• SUPPLIED RECORDS
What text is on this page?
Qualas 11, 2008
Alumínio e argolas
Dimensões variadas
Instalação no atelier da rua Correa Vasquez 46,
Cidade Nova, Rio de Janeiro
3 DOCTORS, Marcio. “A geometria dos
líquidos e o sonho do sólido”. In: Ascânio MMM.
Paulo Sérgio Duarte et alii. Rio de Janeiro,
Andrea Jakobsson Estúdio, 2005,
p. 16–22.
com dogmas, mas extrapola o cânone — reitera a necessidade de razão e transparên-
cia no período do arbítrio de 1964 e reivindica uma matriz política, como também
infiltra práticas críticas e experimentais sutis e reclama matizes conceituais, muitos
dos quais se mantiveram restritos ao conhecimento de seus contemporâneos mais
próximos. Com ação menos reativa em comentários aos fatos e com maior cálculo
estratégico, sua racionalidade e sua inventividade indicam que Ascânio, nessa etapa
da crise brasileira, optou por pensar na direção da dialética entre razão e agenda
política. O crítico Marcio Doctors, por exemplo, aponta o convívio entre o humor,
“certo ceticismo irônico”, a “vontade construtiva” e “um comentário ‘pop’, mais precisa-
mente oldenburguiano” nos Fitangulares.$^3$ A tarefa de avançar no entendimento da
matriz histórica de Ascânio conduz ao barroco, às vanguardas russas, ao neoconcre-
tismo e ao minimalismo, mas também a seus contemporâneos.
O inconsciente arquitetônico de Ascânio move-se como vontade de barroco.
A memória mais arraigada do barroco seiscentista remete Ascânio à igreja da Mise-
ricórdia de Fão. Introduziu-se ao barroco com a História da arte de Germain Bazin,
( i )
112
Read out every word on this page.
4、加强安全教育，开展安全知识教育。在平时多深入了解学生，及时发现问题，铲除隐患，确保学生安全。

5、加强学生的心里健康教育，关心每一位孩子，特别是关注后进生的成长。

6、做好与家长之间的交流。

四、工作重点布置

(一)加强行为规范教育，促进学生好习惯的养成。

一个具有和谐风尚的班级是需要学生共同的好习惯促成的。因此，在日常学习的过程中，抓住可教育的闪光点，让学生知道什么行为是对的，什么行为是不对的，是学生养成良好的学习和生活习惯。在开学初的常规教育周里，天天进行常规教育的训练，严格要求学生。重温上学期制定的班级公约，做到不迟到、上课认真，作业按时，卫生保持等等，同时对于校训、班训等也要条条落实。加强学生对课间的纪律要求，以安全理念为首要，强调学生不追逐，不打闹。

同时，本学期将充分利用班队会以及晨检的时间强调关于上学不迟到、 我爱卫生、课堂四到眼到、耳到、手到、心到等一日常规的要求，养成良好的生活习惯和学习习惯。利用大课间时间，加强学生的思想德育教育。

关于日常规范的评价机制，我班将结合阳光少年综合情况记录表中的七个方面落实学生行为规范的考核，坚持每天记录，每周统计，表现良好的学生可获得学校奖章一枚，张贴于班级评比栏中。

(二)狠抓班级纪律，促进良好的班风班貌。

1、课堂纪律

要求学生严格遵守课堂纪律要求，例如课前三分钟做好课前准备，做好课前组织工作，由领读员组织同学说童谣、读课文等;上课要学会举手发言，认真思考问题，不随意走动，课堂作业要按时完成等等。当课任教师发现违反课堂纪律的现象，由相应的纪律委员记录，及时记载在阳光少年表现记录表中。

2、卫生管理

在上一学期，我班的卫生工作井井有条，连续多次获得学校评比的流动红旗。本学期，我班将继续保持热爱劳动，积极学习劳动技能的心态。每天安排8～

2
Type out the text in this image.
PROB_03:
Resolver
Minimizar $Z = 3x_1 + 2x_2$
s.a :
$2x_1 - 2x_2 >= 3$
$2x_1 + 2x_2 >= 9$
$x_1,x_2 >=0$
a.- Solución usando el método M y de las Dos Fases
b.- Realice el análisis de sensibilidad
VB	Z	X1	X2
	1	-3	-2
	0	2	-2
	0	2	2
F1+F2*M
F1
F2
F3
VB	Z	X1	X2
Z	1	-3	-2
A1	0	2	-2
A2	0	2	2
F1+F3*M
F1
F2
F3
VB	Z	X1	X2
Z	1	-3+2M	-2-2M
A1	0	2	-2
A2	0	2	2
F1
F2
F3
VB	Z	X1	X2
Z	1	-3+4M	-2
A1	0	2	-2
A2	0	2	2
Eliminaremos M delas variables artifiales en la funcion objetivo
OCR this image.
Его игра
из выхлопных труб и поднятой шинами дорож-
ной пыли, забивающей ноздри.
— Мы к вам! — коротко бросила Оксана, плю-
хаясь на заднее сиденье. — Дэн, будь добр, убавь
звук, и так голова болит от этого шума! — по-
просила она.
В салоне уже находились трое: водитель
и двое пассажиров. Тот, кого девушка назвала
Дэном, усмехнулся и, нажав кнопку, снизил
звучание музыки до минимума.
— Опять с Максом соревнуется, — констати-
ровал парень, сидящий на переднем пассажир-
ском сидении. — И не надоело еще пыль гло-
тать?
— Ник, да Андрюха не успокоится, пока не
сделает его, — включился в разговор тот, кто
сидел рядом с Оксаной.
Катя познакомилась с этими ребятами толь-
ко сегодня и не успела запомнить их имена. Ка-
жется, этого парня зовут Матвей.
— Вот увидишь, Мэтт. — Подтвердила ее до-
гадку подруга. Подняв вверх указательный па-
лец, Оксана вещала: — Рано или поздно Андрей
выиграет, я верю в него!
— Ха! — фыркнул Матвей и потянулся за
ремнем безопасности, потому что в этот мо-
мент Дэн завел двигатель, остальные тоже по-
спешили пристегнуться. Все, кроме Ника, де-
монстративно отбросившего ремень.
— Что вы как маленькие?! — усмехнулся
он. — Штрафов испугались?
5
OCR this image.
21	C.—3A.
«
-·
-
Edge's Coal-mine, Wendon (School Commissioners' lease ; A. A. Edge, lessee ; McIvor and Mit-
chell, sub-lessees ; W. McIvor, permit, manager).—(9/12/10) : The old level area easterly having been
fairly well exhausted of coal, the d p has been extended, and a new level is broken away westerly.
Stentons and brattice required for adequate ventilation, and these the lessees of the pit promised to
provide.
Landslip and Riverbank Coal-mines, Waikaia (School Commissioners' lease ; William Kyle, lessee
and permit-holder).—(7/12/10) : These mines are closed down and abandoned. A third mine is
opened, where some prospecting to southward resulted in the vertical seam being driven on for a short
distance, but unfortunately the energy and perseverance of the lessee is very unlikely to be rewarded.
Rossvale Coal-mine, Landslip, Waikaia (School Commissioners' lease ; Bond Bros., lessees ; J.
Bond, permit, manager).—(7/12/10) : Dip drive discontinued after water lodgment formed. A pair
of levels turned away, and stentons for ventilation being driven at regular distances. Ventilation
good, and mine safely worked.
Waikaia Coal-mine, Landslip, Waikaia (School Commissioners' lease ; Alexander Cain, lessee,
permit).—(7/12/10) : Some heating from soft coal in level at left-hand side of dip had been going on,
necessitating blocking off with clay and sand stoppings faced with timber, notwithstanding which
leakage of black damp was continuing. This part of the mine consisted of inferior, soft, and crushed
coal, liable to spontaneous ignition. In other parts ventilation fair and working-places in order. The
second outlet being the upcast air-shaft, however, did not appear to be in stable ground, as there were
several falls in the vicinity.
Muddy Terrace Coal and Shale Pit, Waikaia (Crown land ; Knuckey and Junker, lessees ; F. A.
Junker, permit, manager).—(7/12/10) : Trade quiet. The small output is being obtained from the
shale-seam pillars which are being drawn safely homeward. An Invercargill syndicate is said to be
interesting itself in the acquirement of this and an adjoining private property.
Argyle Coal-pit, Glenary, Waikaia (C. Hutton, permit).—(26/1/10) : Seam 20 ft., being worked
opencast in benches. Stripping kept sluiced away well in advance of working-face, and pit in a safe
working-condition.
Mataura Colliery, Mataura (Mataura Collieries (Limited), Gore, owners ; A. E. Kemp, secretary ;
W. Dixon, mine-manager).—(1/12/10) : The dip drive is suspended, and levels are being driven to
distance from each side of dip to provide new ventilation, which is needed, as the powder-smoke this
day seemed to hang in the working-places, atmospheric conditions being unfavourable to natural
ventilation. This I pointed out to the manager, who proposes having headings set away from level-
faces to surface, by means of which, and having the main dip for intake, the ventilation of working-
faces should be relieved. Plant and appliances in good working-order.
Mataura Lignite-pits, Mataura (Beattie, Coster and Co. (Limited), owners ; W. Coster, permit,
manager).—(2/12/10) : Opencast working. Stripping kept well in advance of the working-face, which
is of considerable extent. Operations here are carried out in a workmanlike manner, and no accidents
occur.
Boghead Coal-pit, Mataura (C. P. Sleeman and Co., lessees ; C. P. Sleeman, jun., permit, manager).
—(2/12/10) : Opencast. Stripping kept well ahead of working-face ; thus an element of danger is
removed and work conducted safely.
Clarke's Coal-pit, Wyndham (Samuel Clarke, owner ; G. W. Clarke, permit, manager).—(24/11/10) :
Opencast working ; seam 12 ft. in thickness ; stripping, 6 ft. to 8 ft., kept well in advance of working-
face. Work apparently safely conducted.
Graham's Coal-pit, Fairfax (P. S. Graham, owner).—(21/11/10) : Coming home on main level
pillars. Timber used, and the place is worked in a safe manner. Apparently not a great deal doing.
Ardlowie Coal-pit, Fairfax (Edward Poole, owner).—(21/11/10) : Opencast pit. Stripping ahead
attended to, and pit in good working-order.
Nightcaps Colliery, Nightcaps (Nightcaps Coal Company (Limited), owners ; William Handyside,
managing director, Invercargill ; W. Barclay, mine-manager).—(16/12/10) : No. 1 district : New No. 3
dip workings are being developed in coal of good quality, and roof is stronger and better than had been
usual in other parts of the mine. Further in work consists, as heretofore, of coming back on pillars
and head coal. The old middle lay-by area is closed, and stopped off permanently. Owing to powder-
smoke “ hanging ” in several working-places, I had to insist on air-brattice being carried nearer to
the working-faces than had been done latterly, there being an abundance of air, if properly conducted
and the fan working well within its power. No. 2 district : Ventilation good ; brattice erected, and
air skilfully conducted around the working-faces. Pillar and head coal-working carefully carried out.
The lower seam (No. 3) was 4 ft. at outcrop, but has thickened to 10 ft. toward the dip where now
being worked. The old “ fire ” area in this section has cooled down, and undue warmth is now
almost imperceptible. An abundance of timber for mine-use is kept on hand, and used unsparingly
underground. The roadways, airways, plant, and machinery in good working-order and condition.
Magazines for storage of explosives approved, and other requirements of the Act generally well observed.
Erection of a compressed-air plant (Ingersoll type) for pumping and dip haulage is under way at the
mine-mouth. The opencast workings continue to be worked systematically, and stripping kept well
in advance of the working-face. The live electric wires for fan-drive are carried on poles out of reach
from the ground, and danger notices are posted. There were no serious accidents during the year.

• WHAT TO WORK ON
Search the entries for "places" and copy out each line that has it.

• TASK RESULT
coal, liable to spontaneous ignition. In other parts ventilation fair and working-places in order. The
day seemed to hang in the working-places, atmospheric conditions being unfavourable to natural
smoke “ hanging ” in several working-places, I had to insist on air-brattice being carried nearer to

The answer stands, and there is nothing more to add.